● Written request
All records below must be retyped exactly.
[start]
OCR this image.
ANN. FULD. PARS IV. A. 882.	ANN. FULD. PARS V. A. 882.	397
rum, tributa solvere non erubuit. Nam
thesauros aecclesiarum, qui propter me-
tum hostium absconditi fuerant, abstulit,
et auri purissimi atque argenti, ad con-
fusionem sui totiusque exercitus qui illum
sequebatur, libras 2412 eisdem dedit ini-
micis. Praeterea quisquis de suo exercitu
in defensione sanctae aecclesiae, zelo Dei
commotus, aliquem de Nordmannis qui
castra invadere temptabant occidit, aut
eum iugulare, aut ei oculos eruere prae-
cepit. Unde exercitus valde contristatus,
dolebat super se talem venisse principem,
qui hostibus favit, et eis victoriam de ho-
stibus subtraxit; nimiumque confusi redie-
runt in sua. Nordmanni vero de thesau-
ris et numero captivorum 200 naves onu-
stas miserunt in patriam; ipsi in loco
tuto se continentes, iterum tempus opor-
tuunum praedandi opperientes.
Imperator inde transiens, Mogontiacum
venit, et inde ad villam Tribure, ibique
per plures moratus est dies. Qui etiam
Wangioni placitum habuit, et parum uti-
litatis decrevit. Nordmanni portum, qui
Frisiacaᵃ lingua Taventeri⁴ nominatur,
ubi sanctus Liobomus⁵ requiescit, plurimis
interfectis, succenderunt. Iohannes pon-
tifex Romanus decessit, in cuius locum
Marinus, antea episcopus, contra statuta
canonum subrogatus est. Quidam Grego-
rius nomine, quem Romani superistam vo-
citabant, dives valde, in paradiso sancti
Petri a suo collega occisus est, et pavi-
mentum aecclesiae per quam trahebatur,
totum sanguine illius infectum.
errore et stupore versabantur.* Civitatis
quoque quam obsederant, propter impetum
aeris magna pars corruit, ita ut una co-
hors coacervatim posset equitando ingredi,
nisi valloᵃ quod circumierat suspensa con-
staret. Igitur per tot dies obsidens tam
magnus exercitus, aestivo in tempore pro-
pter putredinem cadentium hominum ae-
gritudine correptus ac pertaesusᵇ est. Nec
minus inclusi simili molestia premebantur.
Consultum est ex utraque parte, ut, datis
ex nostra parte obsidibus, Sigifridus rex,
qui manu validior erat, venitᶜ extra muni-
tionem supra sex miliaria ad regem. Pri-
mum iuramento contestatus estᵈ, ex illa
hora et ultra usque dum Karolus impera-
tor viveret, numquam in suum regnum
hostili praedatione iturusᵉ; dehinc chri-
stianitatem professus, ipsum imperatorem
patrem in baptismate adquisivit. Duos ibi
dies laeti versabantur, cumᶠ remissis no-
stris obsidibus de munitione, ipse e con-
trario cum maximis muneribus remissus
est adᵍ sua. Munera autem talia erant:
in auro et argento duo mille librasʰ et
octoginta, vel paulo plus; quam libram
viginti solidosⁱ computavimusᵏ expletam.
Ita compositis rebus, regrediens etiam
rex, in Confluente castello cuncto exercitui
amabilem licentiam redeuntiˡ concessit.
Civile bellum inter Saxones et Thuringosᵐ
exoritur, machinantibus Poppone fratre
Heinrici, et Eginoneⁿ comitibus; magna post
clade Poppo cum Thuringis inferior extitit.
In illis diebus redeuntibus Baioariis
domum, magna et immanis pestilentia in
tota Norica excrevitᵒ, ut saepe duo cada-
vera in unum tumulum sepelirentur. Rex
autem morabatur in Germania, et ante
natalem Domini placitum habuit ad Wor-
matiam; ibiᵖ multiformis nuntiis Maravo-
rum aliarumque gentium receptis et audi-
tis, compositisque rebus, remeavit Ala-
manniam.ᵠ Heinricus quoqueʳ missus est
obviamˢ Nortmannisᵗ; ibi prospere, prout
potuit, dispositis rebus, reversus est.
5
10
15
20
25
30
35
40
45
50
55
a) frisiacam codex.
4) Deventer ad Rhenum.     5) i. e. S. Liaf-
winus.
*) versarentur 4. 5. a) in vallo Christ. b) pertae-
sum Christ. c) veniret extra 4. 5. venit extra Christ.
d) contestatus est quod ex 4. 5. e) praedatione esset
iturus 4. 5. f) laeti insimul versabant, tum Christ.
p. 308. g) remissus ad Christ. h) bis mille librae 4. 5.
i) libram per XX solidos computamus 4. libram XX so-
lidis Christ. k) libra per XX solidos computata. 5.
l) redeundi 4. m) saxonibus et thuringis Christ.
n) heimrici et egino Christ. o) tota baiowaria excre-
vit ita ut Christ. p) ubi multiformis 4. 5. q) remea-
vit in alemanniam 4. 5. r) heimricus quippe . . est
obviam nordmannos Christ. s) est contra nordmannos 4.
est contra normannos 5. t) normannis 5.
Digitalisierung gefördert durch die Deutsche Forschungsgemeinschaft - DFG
[end]
● Exercise answer
OCR this image.
ANN. FULD. PARS IV. A. 882.	ANN. FULD. PARS V. A. 882.	397
rum, tributa solvere non erubuit. Nam
thesauros aecclesiarum, qui propter me-
tum hostium absconditi fuerant, abstulit,
et auri purissimi atque argenti, ad con-
fusionem sui totiusque exercitus qui illum
sequebatur, libras 2412 eisdem dedit ini-
micis. Praeterea quisquis de suo exercitu
in defensione sanctae aecclesiae, zelo Dei
commotus, aliquem de Nordmannis qui
castra invadere temptabant occidit, aut
eum iugulare, aut ei oculos eruere prae-
cepit. Unde exercitus valde contristatus,
dolebat super se talem venisse principem,
qui hostibus favit, et eis victoriam de ho-
stibus subtraxit; nimiumque confusi redie-
runt in sua. Nordmanni vero de thesau-
ris et numero captivorum 200 naves onu-
stas miserunt in patriam; ipsi in loco
tuto se continentes, iterum tempus opor-
tuunum praedandi opperientes.
Imperator inde transiens, Mogontiacum
venit, et inde ad villam Tribure, ibique
per plures moratus est dies. Qui etiam
Wangioni placitum habuit, et parum uti-
litatis decrevit. Nordmanni portum, qui
Frisiacaᵃ lingua Taventeri⁴ nominatur,
ubi sanctus Liobomus⁵ requiescit, plurimis
interfectis, succenderunt. Iohannes pon-
tifex Romanus decessit, in cuius locum
Marinus, antea episcopus, contra statuta
canonum subrogatus est. Quidam Grego-
rius nomine, quem Romani superistam vo-
citabant, dives valde, in paradiso sancti
Petri a suo collega occisus est, et pavi-
mentum aecclesiae per quam trahebatur,
totum sanguine illius infectum.
errore et stupore versabantur.* Civitatis
quoque quam obsederant, propter impetum
aeris magna pars corruit, ita ut una co-
hors coacervatim posset equitando ingredi,
nisi valloᵃ quod circumierat suspensa con-
staret. Igitur per tot dies obsidens tam
magnus exercitus, aestivo in tempore pro-
pter putredinem cadentium hominum ae-
gritudine correptus ac pertaesusᵇ est. Nec
minus inclusi simili molestia premebantur.
Consultum est ex utraque parte, ut, datis
ex nostra parte obsidibus, Sigifridus rex,
qui manu validior erat, venitᶜ extra muni-
tionem supra sex miliaria ad regem. Pri-
mum iuramento contestatus estᵈ, ex illa
hora et ultra usque dum Karolus impera-
tor viveret, numquam in suum regnum
hostili praedatione iturusᵉ; dehinc chri-
stianitatem professus, ipsum imperatorem
patrem in baptismate adquisivit. Duos ibi
dies laeti versabantur, cumᶠ remissis no-
stris obsidibus de munitione, ipse e con-
trario cum maximis muneribus remissus
est adᵍ sua. Munera autem talia erant:
in auro et argento duo mille librasʰ et
octoginta, vel paulo plus; quam libram
viginti solidosⁱ computavimusᵏ expletam.
Ita compositis rebus, regrediens etiam
rex, in Confluente castello cuncto exercitui
amabilem licentiam redeuntiˡ concessit.
Civile bellum inter Saxones et Thuringosᵐ
exoritur, machinantibus Poppone fratre
Heinrici, et Eginoneⁿ comitibus; magna post
clade Poppo cum Thuringis inferior extitit.
In illis diebus redeuntibus Baioariis
domum, magna et immanis pestilentia in
tota Norica excrevitᵒ, ut saepe duo cada-
vera in unum tumulum sepelirentur. Rex
autem morabatur in Germania, et ante
natalem Domini placitum habuit ad Wor-
matiam; ibiᵖ multiformis nuntiis Maravo-
rum aliarumque gentium receptis et audi-
tis, compositisque rebus, remeavit Ala-
manniam.ᵠ Heinricus quoqueʳ missus est
obviamˢ Nortmannisᵗ; ibi prospere, prout
potuit, dispositis rebus, reversus est.
5
10
15
20
25
30
35
40
45
50
55
a) frisiacam codex.
4) Deventer ad Rhenum.     5) i. e. S. Liaf-
winus.
*) versarentur 4. 5. a) in vallo Christ. b) pertae-
sum Christ. c) veniret extra 4. 5. venit extra Christ.
d) contestatus est quod ex 4. 5. e) praedatione esset
iturus 4. 5. f) laeti insimul versabant, tum Christ.
p. 308. g) remissus ad Christ. h) bis mille librae 4. 5.
i) libram per XX solidos computamus 4. libram XX so-
lidis Christ. k) libra per XX solidos computata. 5.
l) redeundi 4. m) saxonibus et thuringis Christ.
n) heimrici et egino Christ. o) tota baiowaria excre-
vit ita ut Christ. p) ubi multiformis 4. 5. q) remea-
vit in alemanniam 4. 5. r) heimricus quippe . . est
obviam nordmannos Christ. s) est contra nordmannos 4.
est contra normannos 5. t) normannis 5.
Digitalisierung gefördert durch die Deutsche Forschungsgemeinschaft - DFG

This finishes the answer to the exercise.